# start of Task inputs

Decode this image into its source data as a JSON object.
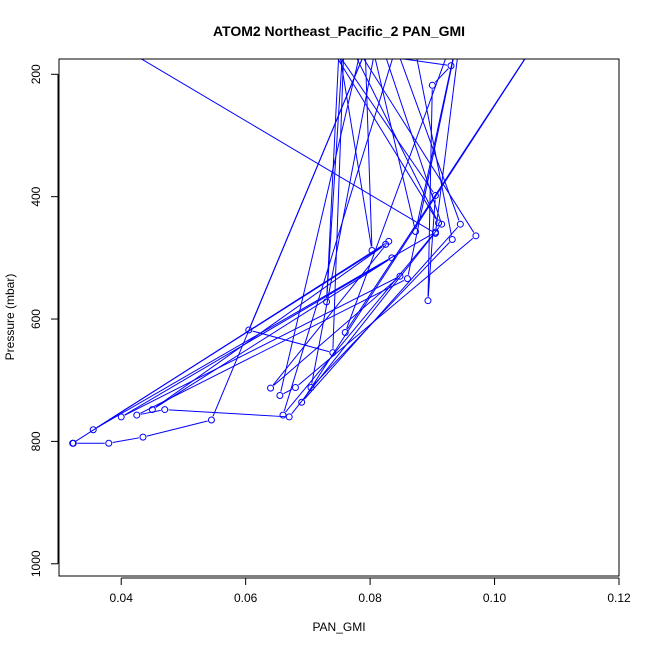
{
  "chart_data": {
    "type": "line",
    "title": "ATOM2 Northeast_Pacific_2 PAN_GMI",
    "xlabel": "PAN_GMI",
    "ylabel": "Pressure (mbar)",
    "xlim": [
      0.03,
      0.12
    ],
    "ylim": [
      1020,
      175
    ],
    "y_reversed": true,
    "x_ticks": [
      0.04,
      0.06,
      0.08,
      0.1,
      0.12
    ],
    "x_tick_labels": [
      "0.04",
      "0.06",
      "0.08",
      "0.10",
      "0.12"
    ],
    "y_ticks": [
      200,
      400,
      600,
      800,
      1000
    ],
    "y_tick_labels": [
      "200",
      "400",
      "600",
      "800",
      "1000"
    ],
    "grid": false,
    "legend": "none",
    "line_color": "#0000ff",
    "marker": "open-circle",
    "series": [
      {
        "points": [
          [
            0.0323,
            803
          ],
          [
            0.038,
            803
          ],
          [
            0.0435,
            793
          ],
          [
            0.0545,
            765
          ],
          [
            0.082,
            95
          ],
          [
            0.0605,
            618
          ],
          [
            0.074,
            655
          ],
          [
            0.076,
            95
          ],
          [
            0.073,
            572
          ],
          [
            0.075,
            160
          ],
          [
            0.0803,
            488
          ],
          [
            0.079,
            95
          ],
          [
            0.0873,
            457
          ],
          [
            0.095,
            95
          ],
          [
            0.0905,
            460
          ],
          [
            0.03,
            95
          ],
          [
            0.093,
            186
          ],
          [
            0.09,
            218
          ],
          [
            0.0893,
            570
          ],
          [
            0.0905,
            398
          ],
          [
            0.07,
            95
          ],
          [
            0.091,
            443
          ],
          [
            0.074,
            95
          ],
          [
            0.097,
            464
          ],
          [
            0.068,
            712
          ],
          [
            0.0655,
            725
          ],
          [
            0.08,
            95
          ],
          [
            0.0915,
            445
          ],
          [
            0.066,
            757
          ],
          [
            0.086,
            95
          ],
          [
            0.0932,
            470
          ],
          [
            0.0705,
            712
          ],
          [
            0.082,
            95
          ],
          [
            0.0945,
            445
          ],
          [
            0.069,
            736
          ],
          [
            0.11,
            95
          ],
          [
            0.076,
            622
          ],
          [
            0.095,
            95
          ],
          [
            0.086,
            534
          ],
          [
            0.0425,
            757
          ],
          [
            0.047,
            748
          ],
          [
            0.067,
            760
          ],
          [
            0.0905,
            458
          ],
          [
            0.0355,
            781
          ],
          [
            0.0825,
            478
          ],
          [
            0.045,
            748
          ],
          [
            0.0835,
            500
          ],
          [
            0.04,
            760
          ],
          [
            0.0848,
            530
          ],
          [
            0.064,
            713
          ],
          [
            0.083,
            473
          ],
          [
            0.0322,
            803
          ]
        ]
      }
    ]
  }
}
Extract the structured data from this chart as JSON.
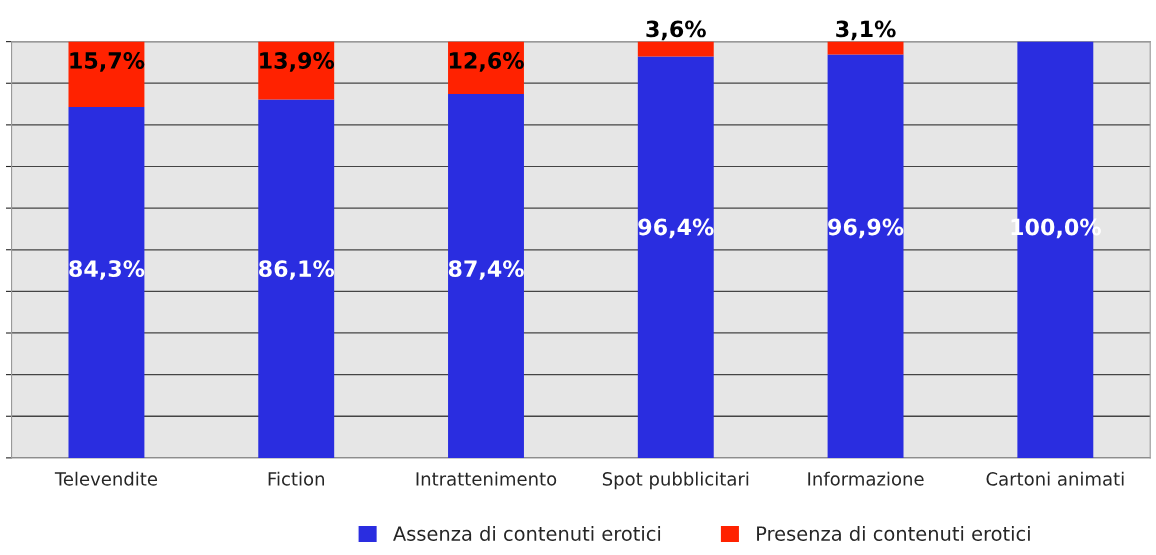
{
  "chart_data": {
    "type": "bar",
    "stacked": true,
    "categories": [
      "Televendite",
      "Fiction",
      "Intrattenimento",
      "Spot pubblicitari",
      "Informazione",
      "Cartoni animati"
    ],
    "series": [
      {
        "name": "Assenza di contenuti erotici",
        "color": "#2a2de0",
        "values": [
          84.3,
          86.1,
          87.4,
          96.4,
          96.9,
          100.0
        ],
        "value_labels": [
          "84,3%",
          "86,1%",
          "87,4%",
          "96,4%",
          "96,9%",
          "100,0%"
        ]
      },
      {
        "name": "Presenza di contenuti erotici",
        "color": "#ff2200",
        "values": [
          15.7,
          13.9,
          12.6,
          3.6,
          3.1,
          0
        ],
        "value_labels": [
          "15,7%",
          "13,9%",
          "12,6%",
          "3,6%",
          "3,1%",
          null
        ]
      }
    ],
    "ylim": [
      0,
      100
    ],
    "yticks": [
      {
        "value": 0,
        "label": null
      },
      {
        "value": 10,
        "label": null
      },
      {
        "value": 20,
        "label": null
      },
      {
        "value": 30,
        "label": null
      },
      {
        "value": 40,
        "label": null
      },
      {
        "value": 50,
        "label": null
      },
      {
        "value": 60,
        "label": null
      },
      {
        "value": 70,
        "label": null
      },
      {
        "value": 80,
        "label": null
      },
      {
        "value": 90,
        "label": null
      },
      {
        "value": 100,
        "label": null
      }
    ],
    "tick_labels": "x",
    "grid": "y",
    "legend": "bottom"
  }
}
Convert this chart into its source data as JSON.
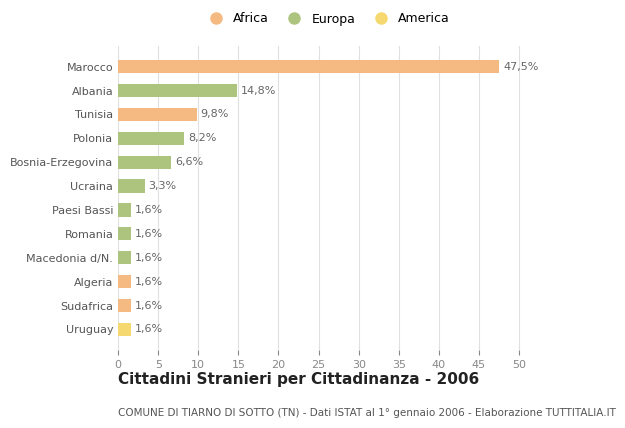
{
  "categories": [
    "Marocco",
    "Albania",
    "Tunisia",
    "Polonia",
    "Bosnia-Erzegovina",
    "Ucraina",
    "Paesi Bassi",
    "Romania",
    "Macedonia d/N.",
    "Algeria",
    "Sudafrica",
    "Uruguay"
  ],
  "values": [
    47.5,
    14.8,
    9.8,
    8.2,
    6.6,
    3.3,
    1.6,
    1.6,
    1.6,
    1.6,
    1.6,
    1.6
  ],
  "labels": [
    "47,5%",
    "14,8%",
    "9,8%",
    "8,2%",
    "6,6%",
    "3,3%",
    "1,6%",
    "1,6%",
    "1,6%",
    "1,6%",
    "1,6%",
    "1,6%"
  ],
  "colors": [
    "#f5b982",
    "#adc47e",
    "#f5b982",
    "#adc47e",
    "#adc47e",
    "#adc47e",
    "#adc47e",
    "#adc47e",
    "#adc47e",
    "#f5b982",
    "#f5b982",
    "#f5d870"
  ],
  "legend": [
    {
      "label": "Africa",
      "color": "#f5b982"
    },
    {
      "label": "Europa",
      "color": "#adc47e"
    },
    {
      "label": "America",
      "color": "#f5d870"
    }
  ],
  "title": "Cittadini Stranieri per Cittadinanza - 2006",
  "subtitle": "COMUNE DI TIARNO DI SOTTO (TN) - Dati ISTAT al 1° gennaio 2006 - Elaborazione TUTTITALIA.IT",
  "xlim": [
    0,
    52
  ],
  "xticks": [
    0,
    5,
    10,
    15,
    20,
    25,
    30,
    35,
    40,
    45,
    50
  ],
  "bg_color": "#ffffff",
  "grid_color": "#e0e0e0",
  "bar_height": 0.55,
  "title_fontsize": 11,
  "subtitle_fontsize": 7.5,
  "label_fontsize": 8,
  "tick_fontsize": 8,
  "legend_fontsize": 9
}
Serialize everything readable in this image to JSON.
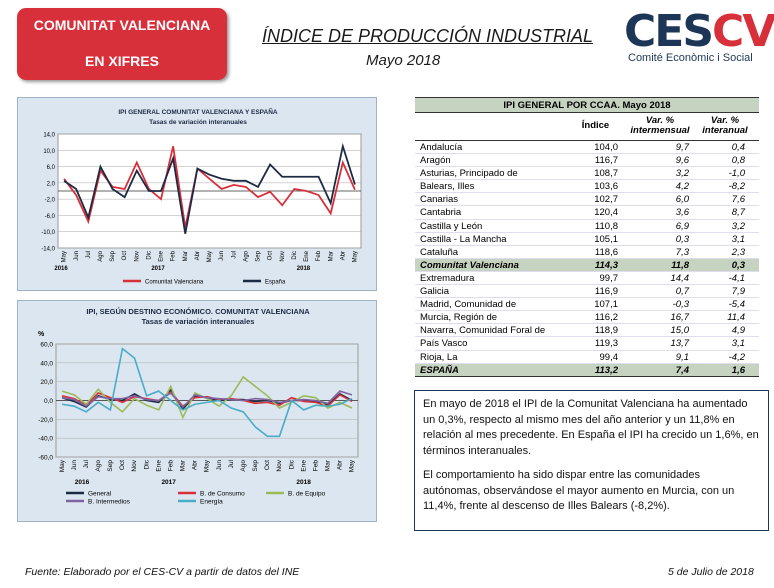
{
  "header": {
    "badge_line1": "COMUNITAT VALENCIANA",
    "badge_line2": "EN XIFRES",
    "title": "ÍNDICE DE PRODUCCIÓN INDUSTRIAL",
    "subtitle": "Mayo 2018",
    "logo_main": "CES",
    "logo_accent": "CV",
    "logo_sub": "Comité Econòmic i Social"
  },
  "table": {
    "title": "IPI GENERAL POR CCAA. Mayo 2018",
    "col1": "Índice",
    "col2": "Var. % intermensual",
    "col3": "Var. % interanual",
    "rows": [
      [
        "Andalucía",
        "104,0",
        "9,7",
        "0,4"
      ],
      [
        "Aragón",
        "116,7",
        "9,6",
        "0,8"
      ],
      [
        "Asturias, Principado de",
        "108,7",
        "3,2",
        "-1,0"
      ],
      [
        "Balears, Illes",
        "103,6",
        "4,2",
        "-8,2"
      ],
      [
        "Canarias",
        "102,7",
        "6,0",
        "7,6"
      ],
      [
        "Cantabria",
        "120,4",
        "3,6",
        "8,7"
      ],
      [
        "Castilla y León",
        "110,8",
        "6,9",
        "3,2"
      ],
      [
        "Castilla - La Mancha",
        "105,1",
        "0,3",
        "3,1"
      ],
      [
        "Cataluña",
        "118,6",
        "7,3",
        "2,3"
      ],
      [
        "Comunitat Valenciana",
        "114,3",
        "11,8",
        "0,3"
      ],
      [
        "Extremadura",
        "99,7",
        "14,4",
        "-4,1"
      ],
      [
        "Galicia",
        "116,9",
        "0,7",
        "7,9"
      ],
      [
        "Madrid, Comunidad de",
        "107,1",
        "-0,3",
        "-5,4"
      ],
      [
        "Murcia, Región de",
        "116,2",
        "16,7",
        "11,4"
      ],
      [
        "Navarra, Comunidad Foral de",
        "118,9",
        "15,0",
        "4,9"
      ],
      [
        "País Vasco",
        "119,3",
        "13,7",
        "3,1"
      ],
      [
        "Rioja, La",
        "99,4",
        "9,1",
        "-4,2"
      ],
      [
        "ESPAÑA",
        "113,2",
        "7,4",
        "1,6"
      ]
    ]
  },
  "note": {
    "p1": "En mayo de 2018 el IPI de la Comunitat Valenciana ha aumentado un 0,3%, respecto al mismo mes del año anterior y un 11,8% en relación al mes precedente. En España el IPI ha crecido un 1,6%, en términos interanuales.",
    "p2": "El comportamiento ha sido dispar entre las comunidades autónomas, observándose el mayor aumento en Murcia, con un 11,4%, frente al descenso de Illes Balears (-8,2%)."
  },
  "footer": {
    "source": "Fuente: Elaborado por el CES-CV a partir de datos del INE",
    "date": "5 de Julio de 2018"
  },
  "chart_data": [
    {
      "type": "line",
      "title": "IPI GENERAL COMUNITAT VALENCIANA Y ESPAÑA",
      "subtitle": "Tasas de variación interanuales",
      "ylim": [
        -14,
        14
      ],
      "yticks": [
        "14,0",
        "10,0",
        "6,0",
        "2,0",
        "-2,0",
        "-6,0",
        "-10,0",
        "-14,0"
      ],
      "categories": [
        "May",
        "Jun",
        "Jul",
        "Ago",
        "Sep",
        "Oct",
        "Nov",
        "Dic",
        "Ene",
        "Feb",
        "Mar",
        "Abr",
        "May",
        "Jun",
        "Jul",
        "Ago",
        "Sep",
        "Oct",
        "Nov",
        "Dic",
        "Ene",
        "Feb",
        "Mar",
        "Abr",
        "May"
      ],
      "years": [
        "2016",
        "2017",
        "2018"
      ],
      "series": [
        {
          "name": "Comunitat Valenciana",
          "color": "#d8303b",
          "values": [
            3.0,
            -1.0,
            -7.5,
            5.0,
            1.0,
            0.5,
            7.0,
            0.5,
            -2.0,
            11.0,
            -9.0,
            5.5,
            3.0,
            0.5,
            1.5,
            1.0,
            -1.5,
            -0.2,
            -3.5,
            0.5,
            0.0,
            -1.0,
            -5.5,
            7.0,
            0.3
          ]
        },
        {
          "name": "España",
          "color": "#1d2a44",
          "values": [
            2.5,
            0.5,
            -6.5,
            6.0,
            0.5,
            -1.5,
            5.0,
            0.0,
            0.0,
            8.0,
            -10.5,
            5.5,
            4.0,
            3.0,
            2.5,
            2.5,
            1.0,
            6.5,
            3.5,
            3.5,
            3.5,
            3.5,
            -3.0,
            11.0,
            1.6
          ]
        }
      ]
    },
    {
      "type": "line",
      "title": "IPI, SEGÚN DESTINO ECONÓMICO. COMUNITAT VALENCIANA",
      "subtitle": "Tasas de variación interanuales",
      "ylabel": "%",
      "ylim": [
        -60,
        60
      ],
      "yticks": [
        "60,0",
        "40,0",
        "20,0",
        "0,0",
        "-20,0",
        "-40,0",
        "-60,0"
      ],
      "categories": [
        "May",
        "Jun",
        "Jul",
        "Ago",
        "Sep",
        "Oct",
        "Nov",
        "Dic",
        "Ene",
        "Feb",
        "Mar",
        "Abr",
        "May",
        "Jun",
        "Jul",
        "Ago",
        "Sep",
        "Oct",
        "Nov",
        "Dic",
        "Ene",
        "Feb",
        "Mar",
        "Abr",
        "May"
      ],
      "years": [
        "2016",
        "2017",
        "2018"
      ],
      "series": [
        {
          "name": "General",
          "color": "#1d2a44",
          "values": [
            3,
            -1,
            -7,
            5,
            1,
            0,
            7,
            0,
            -2,
            11,
            -9,
            5,
            3,
            0,
            1,
            1,
            -1,
            0,
            -3,
            0,
            0,
            -1,
            -5,
            7,
            0
          ]
        },
        {
          "name": "B. de Consumo",
          "color": "#d8303b",
          "values": [
            5,
            2,
            -5,
            8,
            3,
            -2,
            4,
            2,
            0,
            9,
            -6,
            3,
            4,
            1,
            2,
            0,
            -3,
            -2,
            -5,
            3,
            -1,
            -2,
            -6,
            6,
            -1
          ]
        },
        {
          "name": "B. de Equipo",
          "color": "#9bbb59",
          "values": [
            10,
            6,
            -4,
            12,
            -2,
            -12,
            2,
            -5,
            -10,
            15,
            -18,
            8,
            2,
            -6,
            5,
            25,
            15,
            5,
            -8,
            -2,
            5,
            3,
            -8,
            -2,
            -8
          ]
        },
        {
          "name": "B. Intermedios",
          "color": "#8064a2",
          "values": [
            3,
            1,
            -6,
            4,
            2,
            2,
            5,
            1,
            0,
            8,
            -7,
            6,
            3,
            2,
            1,
            0,
            2,
            1,
            -2,
            0,
            1,
            0,
            -3,
            10,
            6
          ]
        },
        {
          "name": "Energía",
          "color": "#4bacc6",
          "values": [
            -4,
            -6,
            -12,
            -2,
            -10,
            55,
            45,
            5,
            10,
            0,
            -10,
            -4,
            -2,
            0,
            -8,
            -12,
            -28,
            -38,
            -38,
            0,
            -10,
            -5,
            -6,
            -4,
            2
          ]
        }
      ]
    }
  ]
}
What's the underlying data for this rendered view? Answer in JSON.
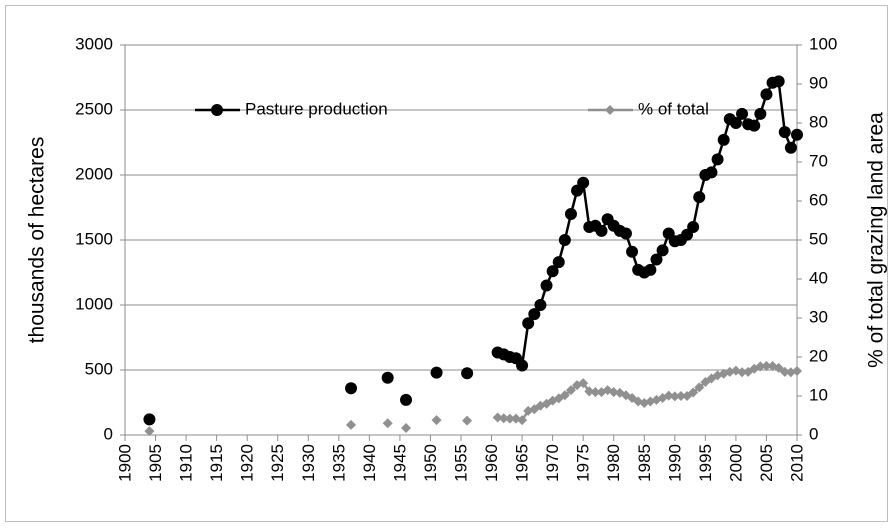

# end of Task inputs

**Task directions**. Check all the records above and select each line where the string "into" is found.

**Answer to this task**.
Decode this image into its source data as a JSON object.
Convert this chart into its source data as JSON.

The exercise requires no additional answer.